> **EXERCISE OBJECTIVE**:
Answer with nothing but the number of lines that include the word "text".
□ □ □
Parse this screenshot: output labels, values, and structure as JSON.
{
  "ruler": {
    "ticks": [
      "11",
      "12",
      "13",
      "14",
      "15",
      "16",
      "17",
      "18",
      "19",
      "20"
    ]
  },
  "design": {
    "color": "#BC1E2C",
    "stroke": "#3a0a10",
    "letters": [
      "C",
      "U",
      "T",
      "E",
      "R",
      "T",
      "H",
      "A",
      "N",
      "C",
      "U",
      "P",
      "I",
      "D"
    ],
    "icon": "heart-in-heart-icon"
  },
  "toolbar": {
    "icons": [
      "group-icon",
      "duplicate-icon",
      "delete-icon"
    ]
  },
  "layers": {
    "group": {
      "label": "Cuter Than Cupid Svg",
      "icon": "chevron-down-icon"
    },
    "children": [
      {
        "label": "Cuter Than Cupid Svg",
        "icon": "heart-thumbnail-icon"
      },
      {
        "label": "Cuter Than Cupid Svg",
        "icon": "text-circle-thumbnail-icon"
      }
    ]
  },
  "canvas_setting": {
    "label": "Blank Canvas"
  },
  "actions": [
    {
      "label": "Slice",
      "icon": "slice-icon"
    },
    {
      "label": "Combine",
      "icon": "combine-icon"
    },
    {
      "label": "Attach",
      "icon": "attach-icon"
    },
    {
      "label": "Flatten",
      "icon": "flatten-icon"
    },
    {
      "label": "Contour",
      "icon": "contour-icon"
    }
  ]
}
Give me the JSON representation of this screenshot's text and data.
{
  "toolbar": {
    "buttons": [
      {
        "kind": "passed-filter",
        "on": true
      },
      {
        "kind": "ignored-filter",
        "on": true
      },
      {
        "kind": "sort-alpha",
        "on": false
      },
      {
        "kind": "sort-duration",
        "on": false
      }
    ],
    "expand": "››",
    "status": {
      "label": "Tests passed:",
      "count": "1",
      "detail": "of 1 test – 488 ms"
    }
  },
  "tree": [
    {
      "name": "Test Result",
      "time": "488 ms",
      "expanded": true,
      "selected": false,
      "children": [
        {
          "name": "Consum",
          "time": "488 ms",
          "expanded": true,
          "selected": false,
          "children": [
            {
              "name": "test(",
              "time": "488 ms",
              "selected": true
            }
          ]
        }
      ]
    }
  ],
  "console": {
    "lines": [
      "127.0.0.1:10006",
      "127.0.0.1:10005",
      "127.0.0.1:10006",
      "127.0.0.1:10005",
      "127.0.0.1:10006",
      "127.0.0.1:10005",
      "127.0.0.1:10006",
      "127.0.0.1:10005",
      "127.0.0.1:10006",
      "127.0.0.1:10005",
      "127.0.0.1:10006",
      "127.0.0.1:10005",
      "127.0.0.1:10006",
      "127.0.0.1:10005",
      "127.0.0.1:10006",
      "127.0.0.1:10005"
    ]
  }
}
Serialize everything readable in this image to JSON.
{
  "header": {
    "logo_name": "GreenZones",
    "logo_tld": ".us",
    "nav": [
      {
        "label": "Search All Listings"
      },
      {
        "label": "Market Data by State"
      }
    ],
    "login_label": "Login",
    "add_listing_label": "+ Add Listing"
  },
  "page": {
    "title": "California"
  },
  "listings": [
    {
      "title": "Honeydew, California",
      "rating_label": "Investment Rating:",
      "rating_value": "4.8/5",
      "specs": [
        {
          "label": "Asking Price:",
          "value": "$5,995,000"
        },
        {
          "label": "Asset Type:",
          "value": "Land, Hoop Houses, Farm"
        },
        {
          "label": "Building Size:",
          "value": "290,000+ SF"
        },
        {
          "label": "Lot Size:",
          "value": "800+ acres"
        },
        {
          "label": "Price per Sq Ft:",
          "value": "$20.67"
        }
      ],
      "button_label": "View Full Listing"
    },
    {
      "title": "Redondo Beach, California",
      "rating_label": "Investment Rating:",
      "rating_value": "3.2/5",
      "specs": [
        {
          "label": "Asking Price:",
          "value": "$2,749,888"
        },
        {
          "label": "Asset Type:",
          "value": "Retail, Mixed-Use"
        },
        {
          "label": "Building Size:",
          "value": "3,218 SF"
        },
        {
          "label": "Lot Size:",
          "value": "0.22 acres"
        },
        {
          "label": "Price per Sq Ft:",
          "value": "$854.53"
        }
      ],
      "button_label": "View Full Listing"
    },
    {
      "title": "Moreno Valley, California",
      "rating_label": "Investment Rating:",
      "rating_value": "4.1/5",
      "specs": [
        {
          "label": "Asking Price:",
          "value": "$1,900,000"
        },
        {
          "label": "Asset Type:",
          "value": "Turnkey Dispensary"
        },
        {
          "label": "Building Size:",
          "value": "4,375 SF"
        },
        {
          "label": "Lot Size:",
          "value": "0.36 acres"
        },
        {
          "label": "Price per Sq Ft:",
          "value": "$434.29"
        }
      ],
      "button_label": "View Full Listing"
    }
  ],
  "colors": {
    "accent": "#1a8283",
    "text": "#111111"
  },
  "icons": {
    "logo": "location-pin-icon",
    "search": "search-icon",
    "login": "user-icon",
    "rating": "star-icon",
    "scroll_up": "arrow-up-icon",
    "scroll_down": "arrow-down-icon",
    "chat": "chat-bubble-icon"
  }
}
□ □ □
> **FULL ANSWER**:
3